GIVEN REQUEST: Please copy out the full essay on students' experiences of university admission in Nigeria, word for word.

EXTRACTED TEXT:
————

By Dr Jennifer Jomafuvwe Agbaire, Research Associate at the School of Education, University of Bristol
Originally published on Bristol.ac.uk
“Those young students can just talk anyhow. If you really want to know about university admission in Nigeria, ask those in charge.” Just before I set out to begin my doctoral research, I got strong forms of this proposition from colleagues.
It was not surprising that previous research on the topic scarcely included students.
Fast-forward to several years and a PhD award later, I was organising an ESRC-funded exploratory impact event to share my doctoral research findings from students with ‘those in charge’. Yes indeed, I had defied the popular convention and gone ahead to explore Nigeria’s university access system through the lived experiences of students who are subjected to it.
Globally, higher education is increasingly invoked in the imperatives for equity, inclusion, and development. I was a lecturer in a renowned Nigerian university who had become acutely aware of the persistent higher education access challenge in the country, and the widening disparities in access patterns. The public’s indignation leading to widespread protests by students, applicants and parents did not make it easy to be unaware of the situation anyway. Almost two million were applying to university each year but less than a quarter of eligible candidates were gaining a place. Yet, Nigeria is said to have the most comprehensive and rapidly expanding higher education system in Africa.
My doctoral research was partly a journey to indulge some of my overarching convictions: young people’s experiences are valid and legitimate. They are capable of articulating these experiences and the conditions that produce them in ways that can provide important problem-solving insights. More and more of their voices and stories need to be heard, particularly by those who contribute to policies about their lives. This is especially in many Global-South contexts, and perhaps elsewhere, with the ‘cultural’ tendency to over-value seniority and characterise it as the highest or sole measure of ‘wisdom’ and ‘credibility’. In these contexts, young people are more often described in terms of naivety, dependency and even truancy than they are equally positioned as discerning and deserving of an audience.

————

Collection entries:
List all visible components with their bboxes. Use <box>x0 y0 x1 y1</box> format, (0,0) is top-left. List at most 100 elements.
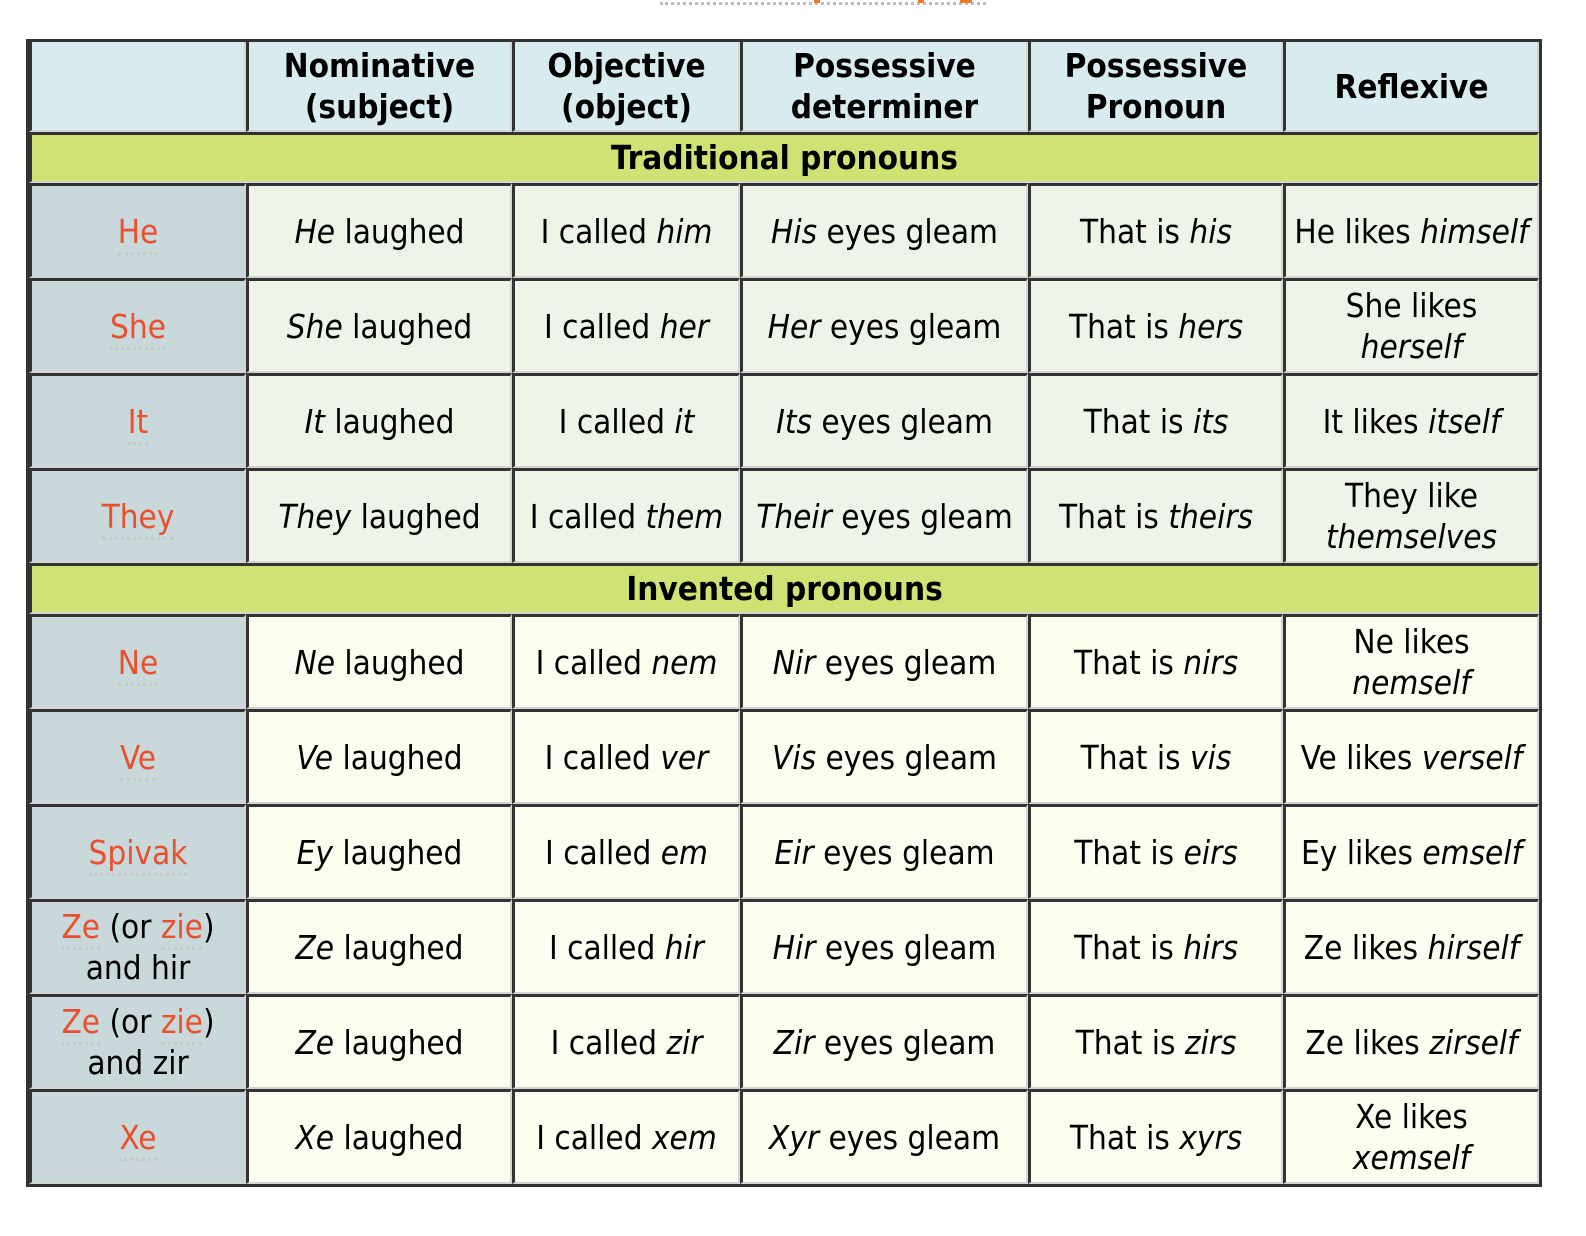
example-cell: I called hir <box>512 899 740 994</box>
table-row: Ve Ve laughed I called ver Vis eyes gleam Th… <box>29 709 1539 804</box>
example-pronoun: hirself <box>1427 927 1520 967</box>
example-text: That is <box>1068 306 1179 346</box>
example-cell: Ey laughed <box>246 804 512 899</box>
pronoun-link[interactable]: He <box>117 211 159 255</box>
example-text: eyes gleam <box>815 642 997 682</box>
example-pronoun: themselves <box>1326 517 1497 556</box>
example-cell: Ze laughed <box>246 899 512 994</box>
label-text: (or <box>100 907 161 946</box>
example-pronoun: ver <box>660 737 709 777</box>
label-text: ) and zir <box>87 1002 215 1082</box>
example-text: That is <box>1073 927 1184 967</box>
pronoun-label-cell: He <box>29 183 246 278</box>
table-row: Ne Ne laughed I called nem Nir eyes gleam Th… <box>29 614 1539 709</box>
example-text: laughed <box>351 496 481 536</box>
example-pronoun: They <box>278 496 352 536</box>
pronoun-label-cell: Xe <box>29 1089 246 1184</box>
example-cell: I called it <box>512 373 740 468</box>
example-text: It likes <box>1322 401 1429 441</box>
example-text: eyes gleam <box>817 211 998 251</box>
example-text: That is <box>1073 642 1184 682</box>
example-text: That is <box>1083 401 1193 441</box>
pronoun-link[interactable]: Ze <box>61 1002 101 1045</box>
example-pronoun: vis <box>1190 737 1232 777</box>
example-pronoun: His <box>771 211 818 251</box>
example-pronoun: his <box>1189 211 1232 251</box>
example-text: I called <box>543 306 660 346</box>
example-text: eyes gleam <box>813 832 995 872</box>
example-cell: I called xem <box>512 1089 740 1184</box>
example-cell: Xe likes xemself <box>1283 1089 1539 1184</box>
example-cell: That is zirs <box>1028 994 1283 1089</box>
example-text: She likes <box>1345 286 1478 325</box>
example-pronoun: zirs <box>1184 1022 1237 1062</box>
example-pronoun: nirs <box>1183 642 1239 682</box>
example-cell: That is vis <box>1028 709 1283 804</box>
example-pronoun: Their <box>756 496 832 536</box>
example-text: That is <box>1069 1117 1180 1157</box>
pronoun-link[interactable]: Spivak <box>88 832 188 876</box>
pronoun-link[interactable]: zie <box>160 907 203 950</box>
example-pronoun: nemself <box>1352 663 1471 702</box>
example-pronoun: emself <box>1422 832 1523 872</box>
example-pronoun: nem <box>651 642 718 682</box>
example-cell: Ne likes nemself <box>1283 614 1539 709</box>
example-pronoun: She <box>286 306 343 346</box>
example-pronoun: Ve <box>296 737 334 777</box>
example-pronoun: hers <box>1178 306 1244 346</box>
example-text: laughed <box>334 642 465 682</box>
example-text: That is <box>1080 737 1191 777</box>
pronoun-link[interactable]: Ze <box>61 907 101 950</box>
pronoun-label-cell: They <box>29 468 246 563</box>
clipped-title-fragment <box>814 0 820 3</box>
pronoun-label-cell: It <box>29 373 246 468</box>
example-cell: Nir eyes gleam <box>740 614 1028 709</box>
example-pronoun: Hir <box>772 927 816 967</box>
example-cell: She likes herself <box>1283 278 1539 373</box>
example-pronoun: It <box>304 401 325 441</box>
example-pronoun: theirs <box>1168 496 1253 536</box>
example-text: He likes <box>1294 211 1421 251</box>
example-cell: Ze laughed <box>246 994 512 1089</box>
pronoun-link[interactable]: Ve <box>119 737 156 781</box>
example-cell: He laughed <box>246 183 512 278</box>
pronoun-link[interactable]: Ne <box>117 642 159 686</box>
table-row: He He laughed I called him His eyes gleam Th… <box>29 183 1539 278</box>
example-text: I called <box>544 737 661 777</box>
pronoun-link[interactable]: She <box>110 306 166 350</box>
example-pronoun: Ey <box>296 832 333 872</box>
example-cell: That is xyrs <box>1028 1089 1283 1184</box>
pronoun-link[interactable]: They <box>101 496 175 540</box>
example-cell: Ze likes hirself <box>1283 899 1539 994</box>
example-cell: That is hers <box>1028 278 1283 373</box>
example-pronoun: Ze <box>295 927 335 967</box>
pronoun-link[interactable]: Xe <box>119 1117 157 1161</box>
label-text: (or <box>100 1002 161 1041</box>
pronoun-label-cell: Ze (or zie) and hir <box>29 899 246 994</box>
example-text: That is <box>1075 1022 1185 1062</box>
example-cell: Eir eyes gleam <box>740 804 1028 899</box>
pronoun-label-cell: Ne <box>29 614 246 709</box>
pronoun-label-cell: She <box>29 278 246 373</box>
example-pronoun: herself <box>1360 327 1463 366</box>
pronoun-link[interactable]: zie <box>160 1002 203 1045</box>
example-text: laughed <box>332 832 463 872</box>
example-cell: Ve laughed <box>246 709 512 804</box>
example-pronoun: xyrs <box>1179 1117 1243 1157</box>
example-text: That is <box>1058 496 1169 536</box>
example-text: Ze likes <box>1305 1022 1430 1062</box>
example-pronoun: He <box>294 211 336 251</box>
example-text: I called <box>550 1022 667 1062</box>
example-pronoun: them <box>645 496 724 536</box>
clipped-title-fragment <box>918 0 924 3</box>
example-text: I called <box>529 496 646 536</box>
pronoun-table: Nominative (subject) Objective (object) Po… <box>26 39 1542 1187</box>
table-row: Xe Xe laughed I called xem Xyr eyes gleam Th… <box>29 1089 1539 1184</box>
example-cell: That is his <box>1028 183 1283 278</box>
label-text: ) and hir <box>85 907 215 987</box>
pronoun-link[interactable]: It <box>127 401 149 445</box>
example-cell: His eyes gleam <box>740 183 1028 278</box>
column-header: Reflexive <box>1283 42 1539 132</box>
example-pronoun: xemself <box>1352 1138 1471 1177</box>
table-row: It It laughed I called it Its eyes gleam Tha… <box>29 373 1539 468</box>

————

RESULT FOR THIS TASK:
By Dr Jennifer Jomafuvwe Agbaire, Research Associate at the School of Education, University of Bristol
Originally published on Bristol.ac.uk
“Those young students can just talk anyhow. If you really want to know about university admission in Nigeria, ask those in charge.” Just before I set out to begin my doctoral research, I got strong forms of this proposition from colleagues.
It was not surprising that previous research on the topic scarcely included students.
Fast-forward to several years and a PhD award later, I was organising an ESRC-funded exploratory impact event to share my doctoral research findings from students with ‘those in charge’. Yes indeed, I had defied the popular convention and gone ahead to explore Nigeria’s university access system through the lived experiences of students who are subjected to it.
Globally, higher education is increasingly invoked in the imperatives for equity, inclusion, and development. I was a lecturer in a renowned Nigerian university who had become acutely aware of the persistent higher education access challenge in the country, and the widening disparities in access patterns. The public’s indignation leading to widespread protests by students, applicants and parents did not make it easy to be unaware of the situation anyway. Almost two million were applying to university each year but less than a quarter of eligible candidates were gaining a place. Yet, Nigeria is said to have the most comprehensive and rapidly expanding higher education system in Africa.
My doctoral research was partly a journey to indulge some of my overarching convictions: young people’s experiences are valid and legitimate. They are capable of articulating these experiences and the conditions that produce them in ways that can provide important problem-solving insights. More and more of their voices and stories need to be heard, particularly by those who contribute to policies about their lives. This is especially in many Global-South contexts, and perhaps elsewhere, with the ‘cultural’ tendency to over-value seniority and characterise it as the highest or sole measure of ‘wisdom’ and ‘credibility’. In these contexts, young people are more often described in terms of naivety, dependency and even truancy than they are equally positioned as discerning and deserving of an audience.